Enumere as partes do corpo mencionadas na citação de Leonardo Boff reproduzida na reportagem sobre a Irmã Custódia.

━━━━━ TRECHO ━━━━━

Histórico

Irmã superstar

Larissa Jedyn
10/12/2006 22:44
larissa@gazetadopovo.com.br
Batom repassado, uma ajeitadinha a mais no cabelo e ei-la pronta para a entrevista. Bom, qualquer mulher se prestaria a um ritual bem parecido, ainda mais se fosse fotografada. Até mesmo ela. Irmã Custódia Maria Cardoso não é mesmo uma daquelas freiras que habitam o imaginário dos leigos. “Jesus era alegre e dinâmico. Não temos que ser tristes, feias e acabrunhadas para servirmos a ele. Gosto de dizer que estou aperfeiçoando a natureza”, diz ela, que usou hábito durante apenas três anos e não revela a idade em hipótese alguma. Filha de mãe professora e líder política e pai comerciante e líder comunitário, Custódia decidiu muito jovem que queria abraçar a vida religiosa. “Sempre quis amar mais intensamente. Casar e ter filhos até os animais podem.” O seu amor pelo próximo não é romântico, mas pró-ativo: não se abstém das opiniões e faz uso da comunicação e da música como instrumentos de evangelização – ela tem 37 CDs gravados e o projeto de escrever três livros. “Deus não precisa de virgens em sacrifício para acalmar sua ira. Deus precisa de mulheres com braços e pernas, olhos e boca para proclamar sua mensagem”, justifica sua postura, emprestando uma citação do teólogo Leonardo Boff.
Irmã Custódia pertence à Congregação das Irmazinhas da Imaculada Conceição, fundada pela Irmã Paulina – a primeira santa do Brasil.
As imagens de Nossa Senhora lotam as estantes da casa da religiosa. “De todas as viagens que faço pelo mundo sempre trago uma dessas.”
“O meu caminho é mais bíblico que devocional, meu pai já era assim. A minha fé está centrada na palavra de Deus”, diz ela, elegendo a Bíblia Sagrada como seu objeto mais precioso.
A pandurra é um instrumento musical típico da Grécia. Colecionar curiosidades e reproduções dos cartões postais é outro hábito adquirido em suas viagens pelo mundo.

━━━━━ DADOS EXTRAÍDOS ━━━━━

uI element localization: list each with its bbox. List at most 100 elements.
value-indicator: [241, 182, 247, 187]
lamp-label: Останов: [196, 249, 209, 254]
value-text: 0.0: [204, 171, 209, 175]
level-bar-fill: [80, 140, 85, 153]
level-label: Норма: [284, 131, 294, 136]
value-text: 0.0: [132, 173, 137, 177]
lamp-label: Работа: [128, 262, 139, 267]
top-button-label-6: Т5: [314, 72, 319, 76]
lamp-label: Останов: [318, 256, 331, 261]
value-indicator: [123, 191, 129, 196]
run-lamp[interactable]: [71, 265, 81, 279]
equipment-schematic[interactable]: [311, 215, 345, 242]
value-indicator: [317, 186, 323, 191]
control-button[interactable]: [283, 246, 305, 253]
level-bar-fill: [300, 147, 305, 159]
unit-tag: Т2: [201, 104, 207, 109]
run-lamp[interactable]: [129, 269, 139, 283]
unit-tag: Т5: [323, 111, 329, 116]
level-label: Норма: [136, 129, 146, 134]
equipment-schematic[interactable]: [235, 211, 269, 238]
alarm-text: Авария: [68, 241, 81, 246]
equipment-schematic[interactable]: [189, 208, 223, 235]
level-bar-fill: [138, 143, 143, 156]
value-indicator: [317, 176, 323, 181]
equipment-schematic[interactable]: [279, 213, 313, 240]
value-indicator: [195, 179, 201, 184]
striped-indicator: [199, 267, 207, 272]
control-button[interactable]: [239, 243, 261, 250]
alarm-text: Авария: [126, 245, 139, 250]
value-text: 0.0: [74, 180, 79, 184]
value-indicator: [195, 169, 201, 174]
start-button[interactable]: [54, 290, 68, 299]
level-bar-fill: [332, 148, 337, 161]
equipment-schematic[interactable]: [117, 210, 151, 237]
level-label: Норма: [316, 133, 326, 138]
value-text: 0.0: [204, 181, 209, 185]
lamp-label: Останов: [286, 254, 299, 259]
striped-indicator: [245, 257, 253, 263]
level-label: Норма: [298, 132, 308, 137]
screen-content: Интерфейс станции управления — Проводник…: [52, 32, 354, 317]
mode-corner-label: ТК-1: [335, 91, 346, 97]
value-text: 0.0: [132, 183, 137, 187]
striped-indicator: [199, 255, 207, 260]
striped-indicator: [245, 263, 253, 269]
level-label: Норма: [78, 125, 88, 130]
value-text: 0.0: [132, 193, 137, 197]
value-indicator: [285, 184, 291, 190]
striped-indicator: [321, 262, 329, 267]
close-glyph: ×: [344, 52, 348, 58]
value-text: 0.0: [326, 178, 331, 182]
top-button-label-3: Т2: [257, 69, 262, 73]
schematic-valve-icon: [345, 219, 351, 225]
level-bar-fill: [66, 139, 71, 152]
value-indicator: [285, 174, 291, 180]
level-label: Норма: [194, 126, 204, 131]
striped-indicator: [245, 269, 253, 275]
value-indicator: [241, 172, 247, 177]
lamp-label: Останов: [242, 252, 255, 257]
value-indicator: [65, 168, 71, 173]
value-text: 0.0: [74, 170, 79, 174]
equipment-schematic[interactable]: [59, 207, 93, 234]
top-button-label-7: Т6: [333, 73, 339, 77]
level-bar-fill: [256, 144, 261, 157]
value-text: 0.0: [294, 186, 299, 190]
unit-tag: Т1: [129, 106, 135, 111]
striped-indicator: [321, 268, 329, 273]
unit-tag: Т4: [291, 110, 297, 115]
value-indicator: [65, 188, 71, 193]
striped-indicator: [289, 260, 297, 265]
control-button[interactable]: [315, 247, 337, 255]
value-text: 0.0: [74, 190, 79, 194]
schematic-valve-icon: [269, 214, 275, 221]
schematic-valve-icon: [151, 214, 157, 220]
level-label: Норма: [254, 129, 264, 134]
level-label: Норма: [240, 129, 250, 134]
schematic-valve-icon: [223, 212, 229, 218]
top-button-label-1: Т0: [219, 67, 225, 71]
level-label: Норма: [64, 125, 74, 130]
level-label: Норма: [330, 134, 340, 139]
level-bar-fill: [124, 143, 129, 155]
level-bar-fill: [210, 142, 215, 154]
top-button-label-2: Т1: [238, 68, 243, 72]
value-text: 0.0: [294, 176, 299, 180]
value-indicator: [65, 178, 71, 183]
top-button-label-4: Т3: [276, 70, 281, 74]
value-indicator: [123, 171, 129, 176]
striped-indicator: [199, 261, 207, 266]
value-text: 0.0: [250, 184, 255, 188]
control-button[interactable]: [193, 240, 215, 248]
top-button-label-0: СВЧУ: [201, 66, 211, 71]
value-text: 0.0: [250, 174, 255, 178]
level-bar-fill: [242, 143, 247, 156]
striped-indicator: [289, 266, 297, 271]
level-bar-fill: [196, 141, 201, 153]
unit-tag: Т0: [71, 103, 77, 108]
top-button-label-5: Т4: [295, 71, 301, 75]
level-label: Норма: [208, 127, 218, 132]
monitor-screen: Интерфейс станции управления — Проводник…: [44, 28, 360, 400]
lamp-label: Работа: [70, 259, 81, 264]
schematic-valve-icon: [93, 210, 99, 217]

━━━━━

● **RESOLUÇÃO**
Braços, pernas, olhos e boca.